[Data excerpts]
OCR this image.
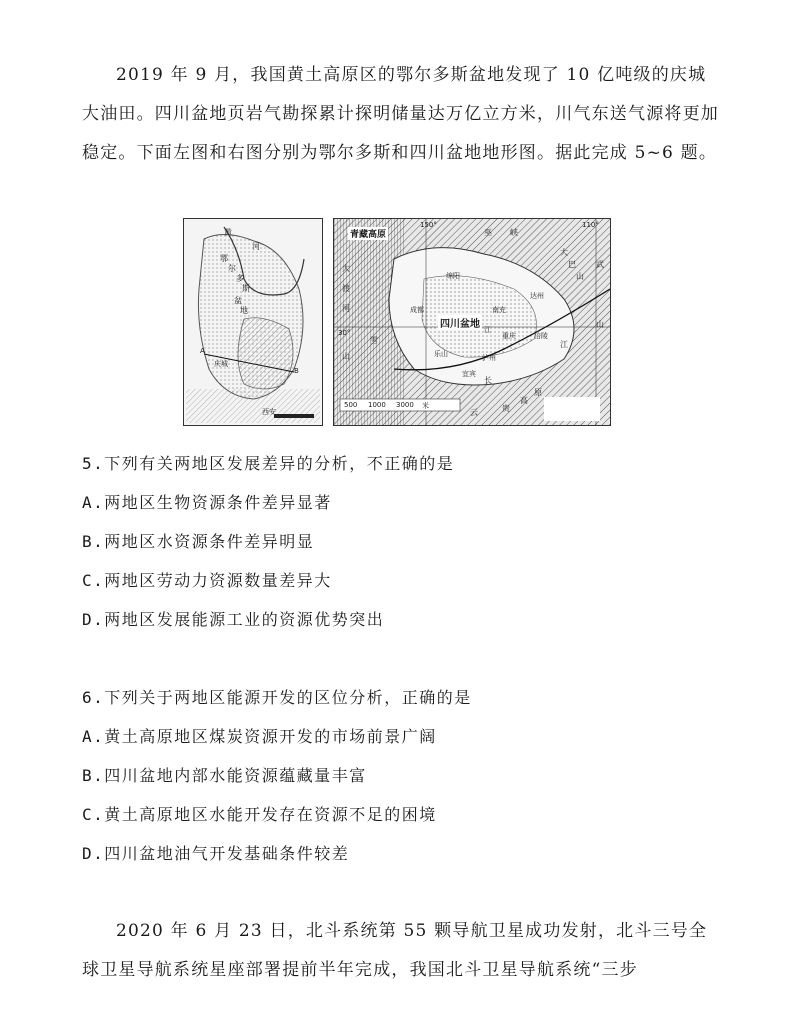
2019 年 9 月，我国黄土高原区的鄂尔多斯盆地发现了 10 亿吨级的庆城大油田。四川盆地页岩气勘探累计探明储量达万亿立方米，川气东送气源将更加稳定。下面左图和右图分别为鄂尔多斯和四川盆地地形图。据此完成 5~6 题。

黄
河
鄂
尔
多
斯
盆
地
A
B
庆城
西安
青藏高原
150°
巫 峡
110°
大
巴
山
大
渡
河
绵阳
成都	南充
达州
四川盆地
30°
雪
山	乐山	泸州
重庆	涪陵
江
宜宾
长
江
云	贵
高
原
武
山
500 1000 3000 米

5.下列有关两地区发展差异的分析，不正确的是

A.两地区生物资源条件差异显著

B.两地区水资源条件差异明显

C.两地区劳动力资源数量差异大

D.两地区发展能源工业的资源优势突出

6.下列关于两地区能源开发的区位分析，正确的是

A.黄土高原地区煤炭资源开发的市场前景广阔

B.四川盆地内部水能资源蕴藏量丰富

C.黄土高原地区水能开发存在资源不足的困境

D.四川盆地油气开发基础条件较差

2020 年 6 月 23 日，北斗系统第 55 颗导航卫星成功发射，北斗三号全球卫星导航系统星座部署提前半年完成，我国北斗卫星导航系统“三步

→ **Your instructions**:
Write out every record above exactly as it stands, but leave out the pictures.

→ **Solved exercise**:
OCR this image.
2019 年 9 月，我国黄土高原区的鄂尔多斯盆地发现了 10 亿吨级的庆城大油田。四川盆地页岩气勘探累计探明储量达万亿立方米，川气东送气源将更加稳定。下面左图和右图分别为鄂尔多斯和四川盆地地形图。据此完成 5~6 题。

黄
河
鄂
尔
多
斯
盆
地
A
B
庆城
西安
青藏高原
150°
巫 峡
110°
大
巴
山
大
渡
河
绵阳
成都	南充
达州
四川盆地
30°
雪
山	乐山	泸州
重庆	涪陵
江
宜宾
长
江
云	贵
高
原
武
山
500 1000 3000 米

5.下列有关两地区发展差异的分析，不正确的是

A.两地区生物资源条件差异显著

B.两地区水资源条件差异明显

C.两地区劳动力资源数量差异大

D.两地区发展能源工业的资源优势突出

6.下列关于两地区能源开发的区位分析，正确的是

A.黄土高原地区煤炭资源开发的市场前景广阔

B.四川盆地内部水能资源蕴藏量丰富

C.黄土高原地区水能开发存在资源不足的困境

D.四川盆地油气开发基础条件较差

2020 年 6 月 23 日，北斗系统第 55 颗导航卫星成功发射，北斗三号全球卫星导航系统星座部署提前半年完成，我国北斗卫星导航系统“三步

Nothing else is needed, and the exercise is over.